### WHAT TO WORK ON
Would you quote every entry exactly, dropping only the pictures?

### RECORDS FOR THE TASK
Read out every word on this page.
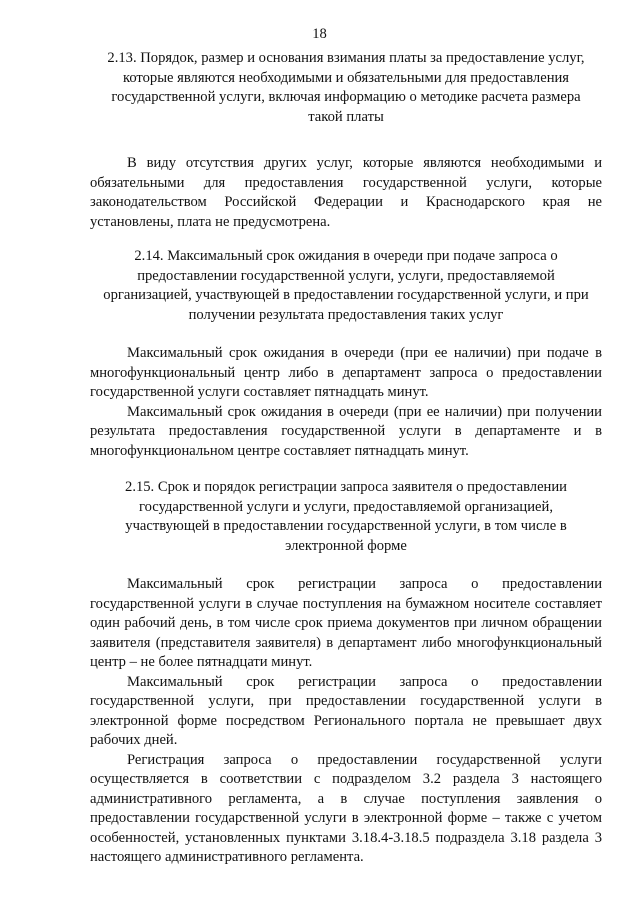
18

2.13. Порядок, размер и основания взимания платы за предоставление услуг, которые являются необходимыми и обязательными для предоставления государственной услуги, включая информацию о методике расчета размера такой платы

В виду отсутствия других услуг, которые являются необходимыми и обязательными для предоставления государственной услуги, которые законодательством Российской Федерации и Краснодарского края не установлены, плата не предусмотрена.

2.14. Максимальный срок ожидания в очереди при подаче запроса о предоставлении государственной услуги, услуги, предоставляемой организацией, участвующей в предоставлении государственной услуги, и при получении результата предоставления таких услуг

Максимальный срок ожидания в очереди (при ее наличии) при подаче в многофункциональный центр либо в департамент запроса о предоставлении государственной услуги составляет пятнадцать минут.

Максимальный срок ожидания в очереди (при ее наличии) при получении результата предоставления государственной услуги в департаменте и в многофункциональном центре составляет пятнадцать минут.

2.15. Срок и порядок регистрации запроса заявителя о предоставлении государственной услуги и услуги, предоставляемой организацией, участвующей в предоставлении государственной услуги, в том числе в электронной форме

Максимальный срок регистрации запроса о предоставлении государственной услуги в случае поступления на бумажном носителе составляет один рабочий день, в том числе срок приема документов при личном обращении заявителя (представителя заявителя) в департамент либо многофункциональный центр – не более пятнадцати минут.

Максимальный срок регистрации запроса о предоставлении государственной услуги, при предоставлении государственной услуги в электронной форме посредством Регионального портала не превышает двух рабочих дней.

Регистрация запроса о предоставлении государственной услуги осуществляется в соответствии с подразделом 3.2 раздела 3 настоящего административного регламента, а в случае поступления заявления о предоставлении государственной услуги в электронной форме – также с учетом особенностей, установленных пунктами 3.18.4-3.18.5 подраздела 3.18 раздела 3 настоящего административного регламента.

### SOLVED EXERCISE
Read out every word on this page.
18

2.13. Порядок, размер и основания взимания платы за предоставление услуг, которые являются необходимыми и обязательными для предоставления государственной услуги, включая информацию о методике расчета размера такой платы

В виду отсутствия других услуг, которые являются необходимыми и обязательными для предоставления государственной услуги, которые законодательством Российской Федерации и Краснодарского края не установлены, плата не предусмотрена.

2.14. Максимальный срок ожидания в очереди при подаче запроса о предоставлении государственной услуги, услуги, предоставляемой организацией, участвующей в предоставлении государственной услуги, и при получении результата предоставления таких услуг

Максимальный срок ожидания в очереди (при ее наличии) при подаче в многофункциональный центр либо в департамент запроса о предоставлении государственной услуги составляет пятнадцать минут.

Максимальный срок ожидания в очереди (при ее наличии) при получении результата предоставления государственной услуги в департаменте и в многофункциональном центре составляет пятнадцать минут.

2.15. Срок и порядок регистрации запроса заявителя о предоставлении государственной услуги и услуги, предоставляемой организацией, участвующей в предоставлении государственной услуги, в том числе в электронной форме

Максимальный срок регистрации запроса о предоставлении государственной услуги в случае поступления на бумажном носителе составляет один рабочий день, в том числе срок приема документов при личном обращении заявителя (представителя заявителя) в департамент либо многофункциональный центр – не более пятнадцати минут.

Максимальный срок регистрации запроса о предоставлении государственной услуги, при предоставлении государственной услуги в электронной форме посредством Регионального портала не превышает двух рабочих дней.

Регистрация запроса о предоставлении государственной услуги осуществляется в соответствии с подразделом 3.2 раздела 3 настоящего административного регламента, а в случае поступления заявления о предоставлении государственной услуги в электронной форме – также с учетом особенностей, установленных пунктами 3.18.4-3.18.5 подраздела 3.18 раздела 3 настоящего административного регламента.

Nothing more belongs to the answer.